Prompt :: From the entries below, pull out each line where "JSON" appears.

Exercise material ::
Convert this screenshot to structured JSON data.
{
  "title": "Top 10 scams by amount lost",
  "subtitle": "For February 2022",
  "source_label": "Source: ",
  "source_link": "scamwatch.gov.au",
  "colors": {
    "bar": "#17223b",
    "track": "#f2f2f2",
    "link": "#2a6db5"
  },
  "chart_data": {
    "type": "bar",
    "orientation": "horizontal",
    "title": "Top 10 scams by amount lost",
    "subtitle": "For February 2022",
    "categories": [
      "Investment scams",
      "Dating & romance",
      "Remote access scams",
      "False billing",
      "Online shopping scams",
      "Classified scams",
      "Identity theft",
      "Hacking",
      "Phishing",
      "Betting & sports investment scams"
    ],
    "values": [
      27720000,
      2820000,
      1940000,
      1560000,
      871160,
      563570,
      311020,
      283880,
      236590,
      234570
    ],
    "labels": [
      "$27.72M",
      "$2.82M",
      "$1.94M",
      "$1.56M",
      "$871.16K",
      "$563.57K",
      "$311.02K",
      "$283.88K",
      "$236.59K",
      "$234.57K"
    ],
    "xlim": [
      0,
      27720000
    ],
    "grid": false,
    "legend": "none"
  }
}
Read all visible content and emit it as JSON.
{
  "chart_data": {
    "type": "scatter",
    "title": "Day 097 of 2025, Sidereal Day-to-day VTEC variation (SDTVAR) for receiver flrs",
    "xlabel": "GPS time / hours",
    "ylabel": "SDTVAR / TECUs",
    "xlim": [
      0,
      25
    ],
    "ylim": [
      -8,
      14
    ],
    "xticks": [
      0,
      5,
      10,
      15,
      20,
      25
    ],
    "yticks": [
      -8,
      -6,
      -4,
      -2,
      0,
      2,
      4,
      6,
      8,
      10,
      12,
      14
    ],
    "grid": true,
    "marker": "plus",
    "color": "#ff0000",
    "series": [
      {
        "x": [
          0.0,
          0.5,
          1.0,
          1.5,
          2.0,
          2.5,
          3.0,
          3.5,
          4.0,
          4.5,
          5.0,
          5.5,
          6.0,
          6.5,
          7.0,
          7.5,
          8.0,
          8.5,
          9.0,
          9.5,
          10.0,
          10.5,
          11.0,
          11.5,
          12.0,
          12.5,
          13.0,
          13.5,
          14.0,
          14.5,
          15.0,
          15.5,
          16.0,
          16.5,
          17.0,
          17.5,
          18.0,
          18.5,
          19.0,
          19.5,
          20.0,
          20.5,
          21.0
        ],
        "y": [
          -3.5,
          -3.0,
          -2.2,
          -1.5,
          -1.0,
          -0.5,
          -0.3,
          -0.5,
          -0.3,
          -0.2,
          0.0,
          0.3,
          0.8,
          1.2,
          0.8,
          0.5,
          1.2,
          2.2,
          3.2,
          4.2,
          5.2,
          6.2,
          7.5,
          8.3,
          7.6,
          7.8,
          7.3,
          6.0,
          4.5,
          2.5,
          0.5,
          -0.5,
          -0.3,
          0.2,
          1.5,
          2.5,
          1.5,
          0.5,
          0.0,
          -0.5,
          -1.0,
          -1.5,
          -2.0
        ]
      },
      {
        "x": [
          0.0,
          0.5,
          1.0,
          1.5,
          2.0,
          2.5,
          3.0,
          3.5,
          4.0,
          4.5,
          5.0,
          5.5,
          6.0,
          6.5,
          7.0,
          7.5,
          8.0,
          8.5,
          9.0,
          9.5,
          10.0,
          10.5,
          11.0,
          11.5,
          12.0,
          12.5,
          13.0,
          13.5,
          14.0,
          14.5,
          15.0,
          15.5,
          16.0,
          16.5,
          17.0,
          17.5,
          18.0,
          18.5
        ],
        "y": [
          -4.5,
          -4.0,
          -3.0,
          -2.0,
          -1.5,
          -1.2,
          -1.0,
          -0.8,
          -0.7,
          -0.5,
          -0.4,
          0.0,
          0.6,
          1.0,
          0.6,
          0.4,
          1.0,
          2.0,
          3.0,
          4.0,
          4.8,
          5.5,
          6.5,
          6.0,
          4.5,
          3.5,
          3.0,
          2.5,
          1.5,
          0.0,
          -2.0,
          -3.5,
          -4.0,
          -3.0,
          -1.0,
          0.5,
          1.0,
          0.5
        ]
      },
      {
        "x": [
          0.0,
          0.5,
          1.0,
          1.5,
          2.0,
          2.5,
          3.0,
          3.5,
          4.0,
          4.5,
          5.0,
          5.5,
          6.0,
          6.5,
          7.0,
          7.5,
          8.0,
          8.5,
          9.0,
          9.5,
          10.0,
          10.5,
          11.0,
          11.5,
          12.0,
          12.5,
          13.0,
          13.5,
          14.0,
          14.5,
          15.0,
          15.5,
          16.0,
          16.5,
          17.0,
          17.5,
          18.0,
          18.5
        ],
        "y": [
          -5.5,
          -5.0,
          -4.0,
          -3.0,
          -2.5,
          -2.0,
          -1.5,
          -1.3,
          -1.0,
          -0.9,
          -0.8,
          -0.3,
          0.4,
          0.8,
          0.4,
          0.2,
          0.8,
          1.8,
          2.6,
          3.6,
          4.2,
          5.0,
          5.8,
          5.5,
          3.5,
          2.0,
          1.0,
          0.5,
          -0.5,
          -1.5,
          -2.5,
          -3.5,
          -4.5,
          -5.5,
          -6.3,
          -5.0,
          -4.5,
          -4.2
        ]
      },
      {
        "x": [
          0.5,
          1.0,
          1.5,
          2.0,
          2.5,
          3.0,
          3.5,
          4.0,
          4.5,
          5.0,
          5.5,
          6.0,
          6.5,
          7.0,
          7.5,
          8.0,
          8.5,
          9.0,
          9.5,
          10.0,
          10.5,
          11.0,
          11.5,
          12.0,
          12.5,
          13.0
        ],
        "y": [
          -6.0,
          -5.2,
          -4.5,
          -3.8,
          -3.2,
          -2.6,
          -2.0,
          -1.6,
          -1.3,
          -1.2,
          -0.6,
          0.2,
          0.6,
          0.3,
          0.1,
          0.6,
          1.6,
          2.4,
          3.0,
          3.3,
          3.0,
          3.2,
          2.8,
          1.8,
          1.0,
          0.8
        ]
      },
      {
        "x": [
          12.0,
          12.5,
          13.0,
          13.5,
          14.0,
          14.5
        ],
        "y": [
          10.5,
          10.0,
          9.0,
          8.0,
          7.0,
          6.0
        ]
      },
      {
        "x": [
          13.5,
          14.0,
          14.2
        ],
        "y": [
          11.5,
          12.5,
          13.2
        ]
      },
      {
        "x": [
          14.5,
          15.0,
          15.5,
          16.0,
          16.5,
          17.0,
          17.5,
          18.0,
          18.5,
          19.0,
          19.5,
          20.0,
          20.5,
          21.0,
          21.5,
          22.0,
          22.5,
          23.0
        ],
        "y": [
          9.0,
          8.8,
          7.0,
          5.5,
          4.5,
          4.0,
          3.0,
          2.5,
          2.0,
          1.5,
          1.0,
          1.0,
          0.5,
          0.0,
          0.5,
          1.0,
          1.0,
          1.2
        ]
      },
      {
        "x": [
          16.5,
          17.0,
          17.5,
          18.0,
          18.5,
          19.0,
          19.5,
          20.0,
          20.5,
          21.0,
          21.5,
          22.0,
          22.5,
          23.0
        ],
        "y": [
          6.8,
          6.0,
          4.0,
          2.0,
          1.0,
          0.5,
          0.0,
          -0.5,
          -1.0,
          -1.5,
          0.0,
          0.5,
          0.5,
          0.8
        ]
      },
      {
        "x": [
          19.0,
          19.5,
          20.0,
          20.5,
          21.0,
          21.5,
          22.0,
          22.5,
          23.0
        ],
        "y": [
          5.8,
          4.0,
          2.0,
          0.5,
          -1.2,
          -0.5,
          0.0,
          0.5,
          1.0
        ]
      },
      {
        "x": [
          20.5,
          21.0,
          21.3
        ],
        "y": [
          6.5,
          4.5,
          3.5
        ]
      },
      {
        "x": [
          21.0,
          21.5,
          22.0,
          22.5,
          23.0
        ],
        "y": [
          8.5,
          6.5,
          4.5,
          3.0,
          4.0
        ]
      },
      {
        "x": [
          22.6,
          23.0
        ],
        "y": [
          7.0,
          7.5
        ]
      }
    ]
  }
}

Task result ::
Convert this screenshot to structured JSON data.
Read all visible content and emit it as JSON.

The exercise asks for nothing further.